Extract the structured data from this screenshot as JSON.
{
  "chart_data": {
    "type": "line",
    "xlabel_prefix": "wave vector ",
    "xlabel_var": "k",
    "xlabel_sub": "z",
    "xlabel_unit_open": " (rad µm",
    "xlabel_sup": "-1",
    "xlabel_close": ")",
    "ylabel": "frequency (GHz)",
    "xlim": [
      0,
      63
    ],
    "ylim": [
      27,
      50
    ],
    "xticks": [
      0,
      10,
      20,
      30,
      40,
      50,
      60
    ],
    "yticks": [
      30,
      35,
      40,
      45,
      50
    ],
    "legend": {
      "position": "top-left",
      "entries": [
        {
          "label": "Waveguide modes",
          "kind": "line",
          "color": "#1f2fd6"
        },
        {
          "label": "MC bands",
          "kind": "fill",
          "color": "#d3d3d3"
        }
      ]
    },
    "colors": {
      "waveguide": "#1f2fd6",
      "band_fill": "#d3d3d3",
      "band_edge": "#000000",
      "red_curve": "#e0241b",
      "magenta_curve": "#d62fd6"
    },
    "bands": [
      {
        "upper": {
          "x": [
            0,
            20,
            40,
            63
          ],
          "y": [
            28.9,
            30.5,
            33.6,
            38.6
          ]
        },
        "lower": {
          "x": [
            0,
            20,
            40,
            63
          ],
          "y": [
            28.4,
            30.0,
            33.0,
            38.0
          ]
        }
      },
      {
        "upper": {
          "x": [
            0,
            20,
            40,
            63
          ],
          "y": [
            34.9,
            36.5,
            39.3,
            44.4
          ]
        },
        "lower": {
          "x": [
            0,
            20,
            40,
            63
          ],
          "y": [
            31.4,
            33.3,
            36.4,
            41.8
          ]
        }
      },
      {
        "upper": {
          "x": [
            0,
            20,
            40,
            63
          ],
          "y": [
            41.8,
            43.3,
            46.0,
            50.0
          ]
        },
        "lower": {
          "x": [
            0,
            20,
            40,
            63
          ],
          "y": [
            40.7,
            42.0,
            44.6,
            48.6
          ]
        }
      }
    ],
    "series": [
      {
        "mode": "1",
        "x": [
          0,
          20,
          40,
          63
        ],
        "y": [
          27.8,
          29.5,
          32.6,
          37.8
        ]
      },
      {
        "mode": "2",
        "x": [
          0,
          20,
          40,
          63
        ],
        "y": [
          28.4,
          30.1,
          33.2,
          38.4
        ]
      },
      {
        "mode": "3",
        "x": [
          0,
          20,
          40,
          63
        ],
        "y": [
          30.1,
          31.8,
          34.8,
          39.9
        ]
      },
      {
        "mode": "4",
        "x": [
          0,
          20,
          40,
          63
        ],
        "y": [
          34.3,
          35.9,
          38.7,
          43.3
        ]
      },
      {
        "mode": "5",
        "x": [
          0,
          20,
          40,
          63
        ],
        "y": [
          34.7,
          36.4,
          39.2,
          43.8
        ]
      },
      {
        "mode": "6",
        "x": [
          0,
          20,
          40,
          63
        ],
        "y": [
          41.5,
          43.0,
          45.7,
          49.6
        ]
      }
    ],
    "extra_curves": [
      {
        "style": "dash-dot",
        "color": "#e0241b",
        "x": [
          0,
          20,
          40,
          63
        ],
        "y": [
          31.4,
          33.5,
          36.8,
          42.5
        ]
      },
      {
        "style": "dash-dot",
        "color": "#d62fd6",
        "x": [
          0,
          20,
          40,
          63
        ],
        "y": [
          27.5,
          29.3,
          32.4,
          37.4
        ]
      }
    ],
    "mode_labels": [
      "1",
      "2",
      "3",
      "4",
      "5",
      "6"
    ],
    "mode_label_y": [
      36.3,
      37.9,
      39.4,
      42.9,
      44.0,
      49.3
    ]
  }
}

Job >>
Copy out the full set of records precisely, leaving nothing out.

Task answer >>
Extract the structured data from this screenshot as JSON.
{
  "chart_data": {
    "type": "line",
    "xlabel_prefix": "wave vector ",
    "xlabel_var": "k",
    "xlabel_sub": "z",
    "xlabel_unit_open": " (rad µm",
    "xlabel_sup": "-1",
    "xlabel_close": ")",
    "ylabel": "frequency (GHz)",
    "xlim": [
      0,
      63
    ],
    "ylim": [
      27,
      50
    ],
    "xticks": [
      0,
      10,
      20,
      30,
      40,
      50,
      60
    ],
    "yticks": [
      30,
      35,
      40,
      45,
      50
    ],
    "legend": {
      "position": "top-left",
      "entries": [
        {
          "label": "Waveguide modes",
          "kind": "line",
          "color": "#1f2fd6"
        },
        {
          "label": "MC bands",
          "kind": "fill",
          "color": "#d3d3d3"
        }
      ]
    },
    "colors": {
      "waveguide": "#1f2fd6",
      "band_fill": "#d3d3d3",
      "band_edge": "#000000",
      "red_curve": "#e0241b",
      "magenta_curve": "#d62fd6"
    },
    "bands": [
      {
        "upper": {
          "x": [
            0,
            20,
            40,
            63
          ],
          "y": [
            28.9,
            30.5,
            33.6,
            38.6
          ]
        },
        "lower": {
          "x": [
            0,
            20,
            40,
            63
          ],
          "y": [
            28.4,
            30.0,
            33.0,
            38.0
          ]
        }
      },
      {
        "upper": {
          "x": [
            0,
            20,
            40,
            63
          ],
          "y": [
            34.9,
            36.5,
            39.3,
            44.4
          ]
        },
        "lower": {
          "x": [
            0,
            20,
            40,
            63
          ],
          "y": [
            31.4,
            33.3,
            36.4,
            41.8
          ]
        }
      },
      {
        "upper": {
          "x": [
            0,
            20,
            40,
            63
          ],
          "y": [
            41.8,
            43.3,
            46.0,
            50.0
          ]
        },
        "lower": {
          "x": [
            0,
            20,
            40,
            63
          ],
          "y": [
            40.7,
            42.0,
            44.6,
            48.6
          ]
        }
      }
    ],
    "series": [
      {
        "mode": "1",
        "x": [
          0,
          20,
          40,
          63
        ],
        "y": [
          27.8,
          29.5,
          32.6,
          37.8
        ]
      },
      {
        "mode": "2",
        "x": [
          0,
          20,
          40,
          63
        ],
        "y": [
          28.4,
          30.1,
          33.2,
          38.4
        ]
      },
      {
        "mode": "3",
        "x": [
          0,
          20,
          40,
          63
        ],
        "y": [
          30.1,
          31.8,
          34.8,
          39.9
        ]
      },
      {
        "mode": "4",
        "x": [
          0,
          20,
          40,
          63
        ],
        "y": [
          34.3,
          35.9,
          38.7,
          43.3
        ]
      },
      {
        "mode": "5",
        "x": [
          0,
          20,
          40,
          63
        ],
        "y": [
          34.7,
          36.4,
          39.2,
          43.8
        ]
      },
      {
        "mode": "6",
        "x": [
          0,
          20,
          40,
          63
        ],
        "y": [
          41.5,
          43.0,
          45.7,
          49.6
        ]
      }
    ],
    "extra_curves": [
      {
        "style": "dash-dot",
        "color": "#e0241b",
        "x": [
          0,
          20,
          40,
          63
        ],
        "y": [
          31.4,
          33.5,
          36.8,
          42.5
        ]
      },
      {
        "style": "dash-dot",
        "color": "#d62fd6",
        "x": [
          0,
          20,
          40,
          63
        ],
        "y": [
          27.5,
          29.3,
          32.4,
          37.4
        ]
      }
    ],
    "mode_labels": [
      "1",
      "2",
      "3",
      "4",
      "5",
      "6"
    ],
    "mode_label_y": [
      36.3,
      37.9,
      39.4,
      42.9,
      44.0,
      49.3
    ]
  }
}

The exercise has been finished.